> _Written exercise_:
Exactly as written, quote every line that follows, skipping the images.
▼
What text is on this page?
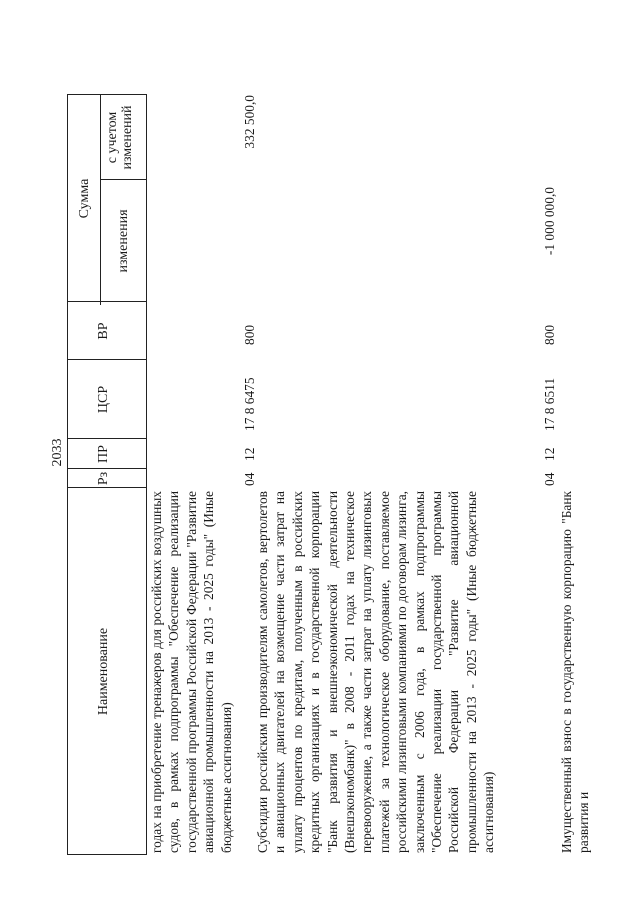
2033
Наименование
Рз
ПР
ЦСР
ВР
Сумма
изменения
с учетом изменений
годах на приобретение тренажеров для российских воздушных судов, в рамках подпрограммы "Обеспечение реализации государственной программы Российской Федерации "Развитие авиационной промышленности на 2013 - 2025 годы" (Иные бюджетные ассигнования)
04
12
17 8 6475
800
332 500,0
Субсидии российским производителям самолетов, вертолетов и авиационных двигателей на возмещение части затрат на уплату процентов по кредитам, полученным в российских кредитных организациях и в государственной корпорации "Банк развития и внешнеэкономической деятельности (Внешэкономбанк)" в 2008 - 2011 годах на техническое перевооружение, а также части затрат на уплату лизинговых платежей за технологическое оборудование, поставляемое российскими лизинговыми компаниями по договорам лизинга, заключенным с 2006 года, в рамках подпрограммы "Обеспечение реализации государственной программы Российской Федерации "Развитие авиационной промышленности на 2013 - 2025 годы" (Иные бюджетные ассигнования)
04
12
17 8 6511
800
-1 000 000,0
Имущественный взнос в государственную корпорацию "Банк развития и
▲
> _Response to this exercise_:
What text is on this page?
2033
Наименование
Рз
ПР
ЦСР
ВР
Сумма
изменения
с учетом изменений
годах на приобретение тренажеров для российских воздушных судов, в рамках подпрограммы "Обеспечение реализации государственной программы Российской Федерации "Развитие авиационной промышленности на 2013 - 2025 годы" (Иные бюджетные ассигнования)
04
12
17 8 6475
800
332 500,0
Субсидии российским производителям самолетов, вертолетов и авиационных двигателей на возмещение части затрат на уплату процентов по кредитам, полученным в российских кредитных организациях и в государственной корпорации "Банк развития и внешнеэкономической деятельности (Внешэкономбанк)" в 2008 - 2011 годах на техническое перевооружение, а также части затрат на уплату лизинговых платежей за технологическое оборудование, поставляемое российскими лизинговыми компаниями по договорам лизинга, заключенным с 2006 года, в рамках подпрограммы "Обеспечение реализации государственной программы Российской Федерации "Развитие авиационной промышленности на 2013 - 2025 годы" (Иные бюджетные ассигнования)
04
12
17 8 6511
800
-1 000 000,0
Имущественный взнос в государственную корпорацию "Банк развития и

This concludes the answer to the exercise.